■ **REQUIRED TASK**: Copy each line containing the word "body" from the records that follow, please.

● ● ●

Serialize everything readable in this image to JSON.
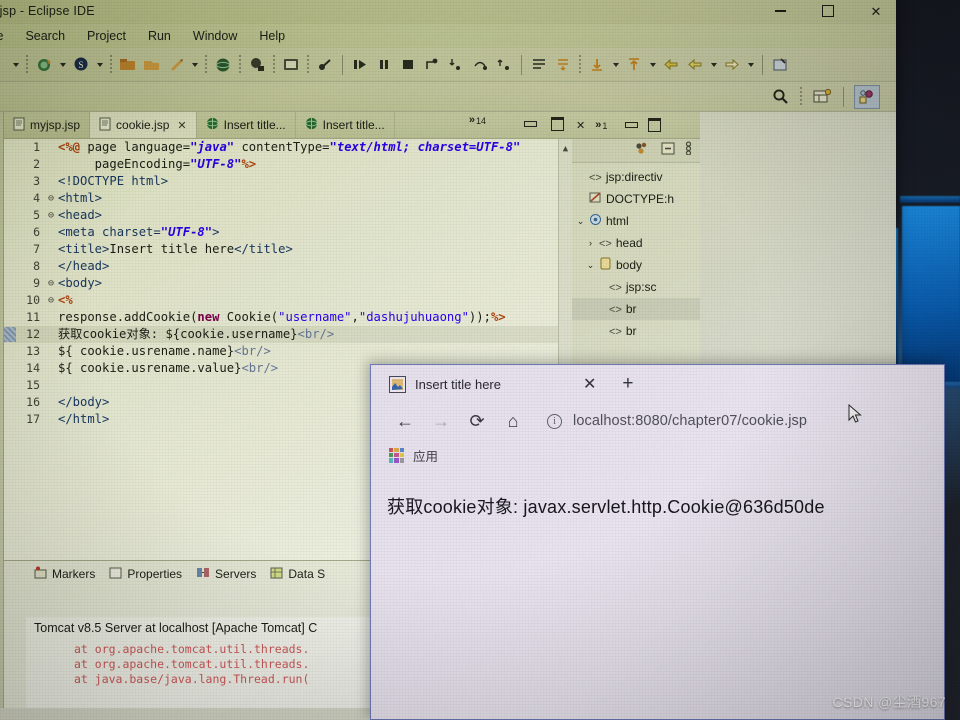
{
  "window": {
    "title": ".jsp - Eclipse IDE",
    "minimize_label": "Minimize",
    "maximize_label": "Maximize",
    "close_label": "✕"
  },
  "menu": {
    "items": [
      "te",
      "Search",
      "Project",
      "Run",
      "Window",
      "Help"
    ]
  },
  "perspective": {
    "search_icon": "search-icon",
    "open_perspective_icon": "open-perspective-icon",
    "active_perspective": "java-ee-perspective"
  },
  "editor": {
    "tabs": [
      {
        "label": "myjsp.jsp",
        "icon": "jsp-file-icon",
        "active": false,
        "closable": false
      },
      {
        "label": "cookie.jsp",
        "icon": "jsp-file-icon",
        "active": true,
        "closable": true,
        "close": "✕"
      },
      {
        "label": "Insert title...",
        "icon": "browser-globe-icon",
        "active": false,
        "closable": false
      },
      {
        "label": "Insert title...",
        "icon": "browser-globe-icon",
        "active": false,
        "closable": false
      }
    ],
    "overflow_chevron": "»",
    "overflow_count": "14",
    "lines": [
      {
        "n": "1",
        "fold": "",
        "html": "<span class=\"dir\">&lt;%@</span> <span class=\"plain\">page language=</span><span class=\"stri\">\"java\"</span><span class=\"plain\"> contentType=</span><span class=\"stri\">\"text/html; charset=UTF-8\"</span>"
      },
      {
        "n": "2",
        "fold": "",
        "html": "<span class=\"plain\">     pageEncoding=</span><span class=\"stri\">\"UTF-8\"</span><span class=\"dir\">%&gt;</span>"
      },
      {
        "n": "3",
        "fold": "",
        "html": "<span class=\"tag\">&lt;!DOCTYPE html&gt;</span>"
      },
      {
        "n": "4",
        "fold": "⊖",
        "html": "<span class=\"tag\">&lt;html&gt;</span>"
      },
      {
        "n": "5",
        "fold": "⊖",
        "html": "<span class=\"tag\">&lt;head&gt;</span>"
      },
      {
        "n": "6",
        "fold": "",
        "html": "<span class=\"tag\">&lt;meta charset=</span><span class=\"stri\">\"UTF-8\"</span><span class=\"tag\">&gt;</span>"
      },
      {
        "n": "7",
        "fold": "",
        "html": "<span class=\"tag\">&lt;title&gt;</span><span class=\"plain\">Insert title here</span><span class=\"tag\">&lt;/title&gt;</span>"
      },
      {
        "n": "8",
        "fold": "",
        "html": "<span class=\"tag\">&lt;/head&gt;</span>"
      },
      {
        "n": "9",
        "fold": "⊖",
        "html": "<span class=\"tag\">&lt;body&gt;</span>"
      },
      {
        "n": "10",
        "fold": "⊖",
        "html": "<span class=\"dir\">&lt;%</span>"
      },
      {
        "n": "11",
        "fold": "",
        "html": "<span class=\"plain\">response.addCookie(</span><span class=\"kw\">new</span><span class=\"plain\"> Cookie(</span><span class=\"str\">\"username\"</span><span class=\"plain\">,</span><span class=\"str\">\"dashujuhuaong\"</span><span class=\"plain\">));</span><span class=\"dir\">%&gt;</span>"
      },
      {
        "n": "12",
        "fold": "",
        "selected": true,
        "html": "<span class=\"plain\">获取cookie对象: ${cookie.username}</span><span class=\"tagd\">&lt;br/&gt;</span>"
      },
      {
        "n": "13",
        "fold": "",
        "html": "<span class=\"plain\">${ cookie.usrename.name}</span><span class=\"tagd\">&lt;br/&gt;</span>"
      },
      {
        "n": "14",
        "fold": "",
        "html": "<span class=\"plain\">${ cookie.usrename.value}</span><span class=\"tagd\">&lt;br/&gt;</span>"
      },
      {
        "n": "15",
        "fold": "",
        "html": ""
      },
      {
        "n": "16",
        "fold": "",
        "html": "<span class=\"tag\">&lt;/body&gt;</span>"
      },
      {
        "n": "17",
        "fold": "",
        "html": "<span class=\"tag\">&lt;/html&gt;</span>"
      }
    ]
  },
  "outline": {
    "view_close": "✕",
    "overflow_chevron": "»",
    "overflow_count": "1",
    "toolbar_icons": [
      "sort-icon",
      "collapse-all-icon",
      "view-menu-icon"
    ],
    "nodes": [
      {
        "label": "jsp:directiv",
        "indent": 0,
        "twisty": "",
        "icon": "angle-brackets-icon",
        "selected": false
      },
      {
        "label": "DOCTYPE:h",
        "indent": 0,
        "twisty": "",
        "icon": "doctype-icon",
        "selected": false
      },
      {
        "label": "html",
        "indent": 0,
        "twisty": "⌄",
        "icon": "html-element-icon",
        "selected": false
      },
      {
        "label": "head",
        "indent": 1,
        "twisty": "›",
        "icon": "angle-brackets-icon",
        "selected": false
      },
      {
        "label": "body",
        "indent": 1,
        "twisty": "⌄",
        "icon": "body-element-icon",
        "selected": false
      },
      {
        "label": "jsp:sc",
        "indent": 2,
        "twisty": "",
        "icon": "angle-brackets-icon",
        "selected": false
      },
      {
        "label": "br",
        "indent": 2,
        "twisty": "",
        "icon": "angle-brackets-icon",
        "selected": true
      },
      {
        "label": "br",
        "indent": 2,
        "twisty": "",
        "icon": "angle-brackets-icon",
        "selected": false
      }
    ]
  },
  "bottom_panel": {
    "tabs": [
      {
        "label": "Markers",
        "icon": "markers-icon"
      },
      {
        "label": "Properties",
        "icon": "properties-icon"
      },
      {
        "label": "Servers",
        "icon": "servers-icon"
      },
      {
        "label": "Data S",
        "icon": "data-source-icon"
      }
    ],
    "console_header": "Tomcat v8.5 Server at localhost [Apache Tomcat] C",
    "stack_lines": [
      "at org.apache.tomcat.util.threads.",
      "at org.apache.tomcat.util.threads.",
      "at java.base/java.lang.Thread.run("
    ]
  },
  "browser": {
    "tab": {
      "title": "Insert title here",
      "favicon": "page-favicon",
      "close": "✕"
    },
    "new_tab": "+",
    "nav": {
      "back": "←",
      "forward": "→",
      "reload": "⟳",
      "home": "⌂",
      "info": "i"
    },
    "url": "localhost:8080/chapter07/cookie.jsp",
    "bookmarks_label": "应用",
    "page_text": "获取cookie对象: javax.servlet.http.Cookie@636d50de"
  },
  "watermark": "CSDN @尘酒967",
  "colors": {
    "eclipse_chrome": "#cdd2a8",
    "editor_bg": "#eff1e2",
    "browser_bg": "#efeaf2",
    "keyword": "#7f0055",
    "string": "#2a00ff",
    "tag": "#1a3a6b",
    "directive": "#b8470f",
    "stack_red": "#d05a5a",
    "wallpaper_blue": "#1c8fe8"
  }
}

● ● ●

■ **ANSWER TO THIS EXERCISE**:
        "html": "<span class=\"tag\">&lt;body&gt;</span>"
        "html": "<span class=\"tag\">&lt;/body&gt;</span>"
        "label": "body",
        "icon": "body-element-icon",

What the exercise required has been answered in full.